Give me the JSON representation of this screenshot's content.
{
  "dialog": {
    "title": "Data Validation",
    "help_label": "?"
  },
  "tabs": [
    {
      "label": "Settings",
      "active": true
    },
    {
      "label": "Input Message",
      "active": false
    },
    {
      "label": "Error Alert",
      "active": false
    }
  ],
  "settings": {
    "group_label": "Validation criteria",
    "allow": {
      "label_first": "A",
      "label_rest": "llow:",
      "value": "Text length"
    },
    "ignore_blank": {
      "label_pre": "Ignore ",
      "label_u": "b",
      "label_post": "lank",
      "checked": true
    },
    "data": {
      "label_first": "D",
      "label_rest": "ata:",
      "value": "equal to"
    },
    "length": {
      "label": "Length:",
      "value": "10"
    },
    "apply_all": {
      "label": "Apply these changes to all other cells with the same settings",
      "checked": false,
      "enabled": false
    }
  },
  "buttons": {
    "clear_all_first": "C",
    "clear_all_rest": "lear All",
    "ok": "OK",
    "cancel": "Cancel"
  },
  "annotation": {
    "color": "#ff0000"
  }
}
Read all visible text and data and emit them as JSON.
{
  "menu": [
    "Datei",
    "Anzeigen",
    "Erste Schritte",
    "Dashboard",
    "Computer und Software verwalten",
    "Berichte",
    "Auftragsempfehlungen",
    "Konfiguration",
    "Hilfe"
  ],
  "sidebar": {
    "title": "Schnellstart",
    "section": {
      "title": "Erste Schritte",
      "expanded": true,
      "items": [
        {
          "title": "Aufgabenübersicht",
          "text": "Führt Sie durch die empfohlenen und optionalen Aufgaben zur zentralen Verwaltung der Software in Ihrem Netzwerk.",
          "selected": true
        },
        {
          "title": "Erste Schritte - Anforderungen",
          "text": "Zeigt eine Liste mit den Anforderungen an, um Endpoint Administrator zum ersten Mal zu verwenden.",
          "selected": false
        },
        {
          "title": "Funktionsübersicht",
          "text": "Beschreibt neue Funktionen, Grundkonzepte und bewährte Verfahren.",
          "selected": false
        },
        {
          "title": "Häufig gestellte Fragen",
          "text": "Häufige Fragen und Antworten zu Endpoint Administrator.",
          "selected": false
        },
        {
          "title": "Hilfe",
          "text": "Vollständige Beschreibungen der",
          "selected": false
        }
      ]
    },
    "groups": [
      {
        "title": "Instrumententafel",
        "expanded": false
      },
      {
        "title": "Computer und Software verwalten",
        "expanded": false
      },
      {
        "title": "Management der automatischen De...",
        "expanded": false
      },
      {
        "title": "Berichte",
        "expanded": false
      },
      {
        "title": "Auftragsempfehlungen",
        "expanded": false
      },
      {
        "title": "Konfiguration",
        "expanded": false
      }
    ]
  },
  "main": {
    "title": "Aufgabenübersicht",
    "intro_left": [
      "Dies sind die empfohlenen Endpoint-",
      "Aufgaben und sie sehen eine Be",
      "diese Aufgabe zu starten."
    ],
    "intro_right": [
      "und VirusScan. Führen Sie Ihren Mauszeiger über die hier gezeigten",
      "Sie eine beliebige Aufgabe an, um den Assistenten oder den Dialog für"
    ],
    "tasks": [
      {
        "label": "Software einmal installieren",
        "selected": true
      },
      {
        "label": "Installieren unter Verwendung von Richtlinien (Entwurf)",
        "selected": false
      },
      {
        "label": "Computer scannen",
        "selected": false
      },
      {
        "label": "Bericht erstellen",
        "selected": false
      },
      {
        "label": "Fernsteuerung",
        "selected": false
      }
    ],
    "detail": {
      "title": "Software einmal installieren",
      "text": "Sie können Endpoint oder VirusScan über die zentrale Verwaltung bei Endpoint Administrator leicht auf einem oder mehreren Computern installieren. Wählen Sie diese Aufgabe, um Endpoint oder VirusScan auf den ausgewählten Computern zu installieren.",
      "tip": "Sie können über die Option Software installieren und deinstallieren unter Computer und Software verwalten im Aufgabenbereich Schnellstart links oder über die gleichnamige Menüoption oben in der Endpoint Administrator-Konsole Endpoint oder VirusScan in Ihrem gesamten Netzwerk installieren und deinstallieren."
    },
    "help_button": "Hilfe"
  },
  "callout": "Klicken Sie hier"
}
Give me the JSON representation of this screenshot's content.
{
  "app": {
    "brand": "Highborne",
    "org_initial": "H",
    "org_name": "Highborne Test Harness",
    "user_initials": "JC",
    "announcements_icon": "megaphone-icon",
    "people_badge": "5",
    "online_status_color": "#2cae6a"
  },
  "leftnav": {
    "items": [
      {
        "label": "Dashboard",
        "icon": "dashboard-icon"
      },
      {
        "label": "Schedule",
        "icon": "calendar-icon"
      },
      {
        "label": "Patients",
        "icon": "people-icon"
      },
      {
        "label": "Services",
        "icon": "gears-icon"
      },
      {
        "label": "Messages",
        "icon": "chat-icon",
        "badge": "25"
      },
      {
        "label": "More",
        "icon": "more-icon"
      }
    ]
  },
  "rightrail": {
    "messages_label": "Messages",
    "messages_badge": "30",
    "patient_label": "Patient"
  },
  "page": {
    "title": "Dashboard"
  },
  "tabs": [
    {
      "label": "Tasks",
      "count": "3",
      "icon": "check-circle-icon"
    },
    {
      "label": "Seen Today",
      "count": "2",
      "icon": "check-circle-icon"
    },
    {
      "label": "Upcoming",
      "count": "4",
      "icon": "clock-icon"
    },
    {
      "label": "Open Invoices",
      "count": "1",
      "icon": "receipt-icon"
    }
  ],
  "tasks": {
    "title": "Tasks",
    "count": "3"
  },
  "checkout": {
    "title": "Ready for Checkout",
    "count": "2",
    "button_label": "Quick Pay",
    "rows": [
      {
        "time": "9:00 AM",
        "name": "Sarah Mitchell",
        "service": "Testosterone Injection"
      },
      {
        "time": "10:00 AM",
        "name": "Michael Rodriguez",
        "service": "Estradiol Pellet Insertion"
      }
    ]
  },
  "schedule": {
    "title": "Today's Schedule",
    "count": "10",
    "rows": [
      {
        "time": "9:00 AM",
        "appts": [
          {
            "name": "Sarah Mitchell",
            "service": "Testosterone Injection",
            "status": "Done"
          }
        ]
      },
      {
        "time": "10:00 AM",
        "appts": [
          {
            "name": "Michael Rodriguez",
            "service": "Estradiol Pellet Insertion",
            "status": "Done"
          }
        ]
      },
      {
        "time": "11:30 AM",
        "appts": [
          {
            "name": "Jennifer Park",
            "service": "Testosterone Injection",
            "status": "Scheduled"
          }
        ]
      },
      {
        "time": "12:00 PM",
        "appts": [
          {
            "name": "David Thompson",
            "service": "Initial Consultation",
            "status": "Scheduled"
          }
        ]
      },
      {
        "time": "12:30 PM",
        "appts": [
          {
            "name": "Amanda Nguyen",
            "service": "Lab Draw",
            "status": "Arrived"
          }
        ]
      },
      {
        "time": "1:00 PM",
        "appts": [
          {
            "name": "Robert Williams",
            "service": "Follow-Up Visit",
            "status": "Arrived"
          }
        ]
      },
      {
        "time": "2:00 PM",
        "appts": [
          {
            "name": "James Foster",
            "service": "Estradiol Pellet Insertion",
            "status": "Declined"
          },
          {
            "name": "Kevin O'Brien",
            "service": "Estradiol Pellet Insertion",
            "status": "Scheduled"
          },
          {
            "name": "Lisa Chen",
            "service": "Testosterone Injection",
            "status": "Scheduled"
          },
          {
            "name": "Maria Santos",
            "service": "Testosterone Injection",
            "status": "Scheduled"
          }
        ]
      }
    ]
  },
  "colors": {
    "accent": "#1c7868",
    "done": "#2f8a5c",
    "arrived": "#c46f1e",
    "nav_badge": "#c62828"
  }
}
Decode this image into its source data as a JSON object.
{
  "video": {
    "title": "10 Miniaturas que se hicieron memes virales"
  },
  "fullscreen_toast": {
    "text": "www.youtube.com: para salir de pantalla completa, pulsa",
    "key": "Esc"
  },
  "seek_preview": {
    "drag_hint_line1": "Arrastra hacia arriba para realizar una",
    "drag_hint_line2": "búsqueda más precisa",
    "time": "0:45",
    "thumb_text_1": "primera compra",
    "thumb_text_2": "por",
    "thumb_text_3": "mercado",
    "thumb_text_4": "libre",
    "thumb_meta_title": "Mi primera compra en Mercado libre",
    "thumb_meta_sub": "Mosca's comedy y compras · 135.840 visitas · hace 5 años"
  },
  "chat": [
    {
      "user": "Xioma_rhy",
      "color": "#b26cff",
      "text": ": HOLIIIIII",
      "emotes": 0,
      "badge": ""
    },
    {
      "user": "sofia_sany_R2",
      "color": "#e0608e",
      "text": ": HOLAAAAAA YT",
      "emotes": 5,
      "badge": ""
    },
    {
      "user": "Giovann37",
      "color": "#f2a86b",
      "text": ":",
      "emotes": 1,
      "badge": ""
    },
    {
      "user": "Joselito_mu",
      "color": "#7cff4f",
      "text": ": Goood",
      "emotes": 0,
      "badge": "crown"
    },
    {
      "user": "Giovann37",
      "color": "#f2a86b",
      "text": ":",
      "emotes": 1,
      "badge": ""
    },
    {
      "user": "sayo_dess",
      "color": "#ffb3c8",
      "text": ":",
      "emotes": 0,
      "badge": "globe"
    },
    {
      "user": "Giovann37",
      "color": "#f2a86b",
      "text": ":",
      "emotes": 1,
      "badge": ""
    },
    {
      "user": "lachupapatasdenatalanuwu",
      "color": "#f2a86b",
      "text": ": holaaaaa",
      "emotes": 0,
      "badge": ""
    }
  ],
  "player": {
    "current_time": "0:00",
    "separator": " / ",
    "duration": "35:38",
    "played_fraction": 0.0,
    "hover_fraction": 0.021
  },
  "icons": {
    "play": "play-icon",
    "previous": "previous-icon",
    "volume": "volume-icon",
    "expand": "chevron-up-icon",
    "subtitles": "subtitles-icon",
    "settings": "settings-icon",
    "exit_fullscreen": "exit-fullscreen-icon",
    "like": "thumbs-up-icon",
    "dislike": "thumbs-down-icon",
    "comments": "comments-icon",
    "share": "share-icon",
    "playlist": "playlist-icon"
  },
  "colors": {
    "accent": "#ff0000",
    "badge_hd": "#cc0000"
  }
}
☆ ☆ ☆
## Task goal
Find every line in the records above that contains the word "Validation", and copy each one.

## Written answer
    "title": "Data Validation",
    "group_label": "Validation criteria",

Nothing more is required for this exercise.